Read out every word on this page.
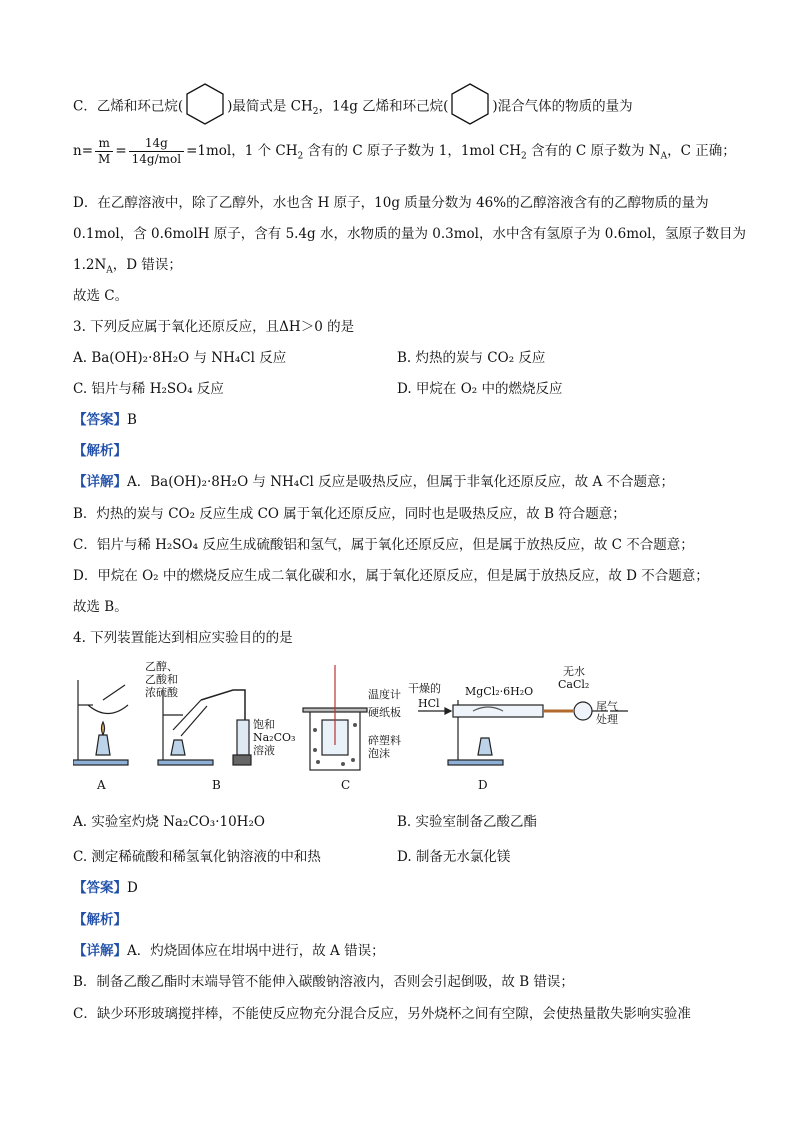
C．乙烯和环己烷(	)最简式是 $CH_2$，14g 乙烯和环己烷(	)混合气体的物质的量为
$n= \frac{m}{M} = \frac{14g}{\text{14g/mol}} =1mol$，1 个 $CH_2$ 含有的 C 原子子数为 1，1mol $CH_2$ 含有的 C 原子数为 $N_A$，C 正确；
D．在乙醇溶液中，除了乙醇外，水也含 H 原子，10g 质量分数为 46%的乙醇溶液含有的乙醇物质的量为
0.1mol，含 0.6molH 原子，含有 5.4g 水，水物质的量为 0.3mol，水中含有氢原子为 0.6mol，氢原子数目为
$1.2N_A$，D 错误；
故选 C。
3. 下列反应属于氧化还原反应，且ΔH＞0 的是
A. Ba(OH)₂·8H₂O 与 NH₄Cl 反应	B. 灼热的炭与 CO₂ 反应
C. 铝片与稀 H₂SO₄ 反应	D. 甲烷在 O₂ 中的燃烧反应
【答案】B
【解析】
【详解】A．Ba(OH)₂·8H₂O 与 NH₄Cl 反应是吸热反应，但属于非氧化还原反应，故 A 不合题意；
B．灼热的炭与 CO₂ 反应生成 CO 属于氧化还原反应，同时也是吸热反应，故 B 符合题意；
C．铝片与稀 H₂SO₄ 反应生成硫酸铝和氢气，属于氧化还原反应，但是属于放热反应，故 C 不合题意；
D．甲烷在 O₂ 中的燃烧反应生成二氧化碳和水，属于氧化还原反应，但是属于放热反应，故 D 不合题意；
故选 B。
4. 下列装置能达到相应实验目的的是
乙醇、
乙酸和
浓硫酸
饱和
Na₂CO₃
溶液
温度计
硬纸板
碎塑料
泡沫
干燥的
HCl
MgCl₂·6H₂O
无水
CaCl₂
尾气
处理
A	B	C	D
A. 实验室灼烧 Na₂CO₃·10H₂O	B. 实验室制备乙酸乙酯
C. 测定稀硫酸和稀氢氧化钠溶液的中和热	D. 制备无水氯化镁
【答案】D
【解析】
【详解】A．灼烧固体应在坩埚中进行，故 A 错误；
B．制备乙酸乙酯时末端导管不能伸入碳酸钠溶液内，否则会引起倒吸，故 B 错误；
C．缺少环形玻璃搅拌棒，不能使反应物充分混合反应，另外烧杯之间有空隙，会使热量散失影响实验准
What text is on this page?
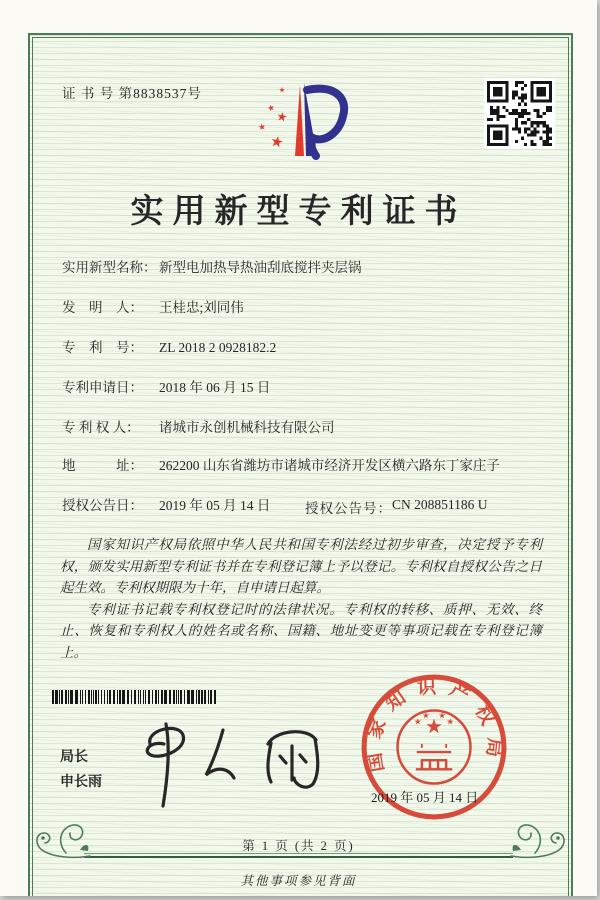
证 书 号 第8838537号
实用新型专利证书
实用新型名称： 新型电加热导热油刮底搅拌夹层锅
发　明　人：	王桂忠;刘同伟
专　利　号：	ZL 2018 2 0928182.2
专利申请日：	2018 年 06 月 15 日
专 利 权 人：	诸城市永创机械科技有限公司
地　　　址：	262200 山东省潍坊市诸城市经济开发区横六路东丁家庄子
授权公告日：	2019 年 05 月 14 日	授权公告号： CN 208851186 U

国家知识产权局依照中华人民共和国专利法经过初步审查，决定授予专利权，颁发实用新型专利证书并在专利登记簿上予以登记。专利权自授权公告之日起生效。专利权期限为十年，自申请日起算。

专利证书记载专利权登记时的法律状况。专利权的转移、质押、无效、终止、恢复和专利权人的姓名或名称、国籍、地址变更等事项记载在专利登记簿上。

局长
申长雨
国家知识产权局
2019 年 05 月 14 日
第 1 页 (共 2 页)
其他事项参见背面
⁂
What you need to do. Repeat the material above verbatim, with no pictures in the output.

Answer for the task.
Read out every word on this page.
C．乙烯和环己烷(	)最简式是 $CH_2$，14g 乙烯和环己烷(	)混合气体的物质的量为
$n= \frac{m}{M} = \frac{14g}{\text{14g/mol}} =1mol$，1 个 $CH_2$ 含有的 C 原子子数为 1，1mol $CH_2$ 含有的 C 原子数为 $N_A$，C 正确；
D．在乙醇溶液中，除了乙醇外，水也含 H 原子，10g 质量分数为 46%的乙醇溶液含有的乙醇物质的量为
0.1mol，含 0.6molH 原子，含有 5.4g 水，水物质的量为 0.3mol，水中含有氢原子为 0.6mol，氢原子数目为
$1.2N_A$，D 错误；
故选 C。
3. 下列反应属于氧化还原反应，且ΔH＞0 的是
A. Ba(OH)₂·8H₂O 与 NH₄Cl 反应	B. 灼热的炭与 CO₂ 反应
C. 铝片与稀 H₂SO₄ 反应	D. 甲烷在 O₂ 中的燃烧反应
【答案】B
【解析】
【详解】A．Ba(OH)₂·8H₂O 与 NH₄Cl 反应是吸热反应，但属于非氧化还原反应，故 A 不合题意；
B．灼热的炭与 CO₂ 反应生成 CO 属于氧化还原反应，同时也是吸热反应，故 B 符合题意；
C．铝片与稀 H₂SO₄ 反应生成硫酸铝和氢气，属于氧化还原反应，但是属于放热反应，故 C 不合题意；
D．甲烷在 O₂ 中的燃烧反应生成二氧化碳和水，属于氧化还原反应，但是属于放热反应，故 D 不合题意；
故选 B。
4. 下列装置能达到相应实验目的的是
乙醇、
乙酸和
浓硫酸
饱和
Na₂CO₃
溶液
温度计
硬纸板
碎塑料
泡沫
干燥的
HCl
MgCl₂·6H₂O
无水
CaCl₂
尾气
处理
A	B	C	D
A. 实验室灼烧 Na₂CO₃·10H₂O	B. 实验室制备乙酸乙酯
C. 测定稀硫酸和稀氢氧化钠溶液的中和热	D. 制备无水氯化镁
【答案】D
【解析】
【详解】A．灼烧固体应在坩埚中进行，故 A 错误；
B．制备乙酸乙酯时末端导管不能伸入碳酸钠溶液内，否则会引起倒吸，故 B 错误；
C．缺少环形玻璃搅拌棒，不能使反应物充分混合反应，另外烧杯之间有空隙，会使热量散失影响实验准
What text is on this page?
证 书 号 第8838537号
实用新型专利证书
实用新型名称： 新型电加热导热油刮底搅拌夹层锅
发　明　人：	王桂忠;刘同伟
专　利　号：	ZL 2018 2 0928182.2
专利申请日：	2018 年 06 月 15 日
专 利 权 人：	诸城市永创机械科技有限公司
地　　　址：	262200 山东省潍坊市诸城市经济开发区横六路东丁家庄子
授权公告日：	2019 年 05 月 14 日	授权公告号： CN 208851186 U

国家知识产权局依照中华人民共和国专利法经过初步审查，决定授予专利权，颁发实用新型专利证书并在专利登记簿上予以登记。专利权自授权公告之日起生效。专利权期限为十年，自申请日起算。

专利证书记载专利权登记时的法律状况。专利权的转移、质押、无效、终止、恢复和专利权人的姓名或名称、国籍、地址变更等事项记载在专利登记簿上。

局长
申长雨
国家知识产权局
2019 年 05 月 14 日
第 1 页 (共 2 页)
其他事项参见背面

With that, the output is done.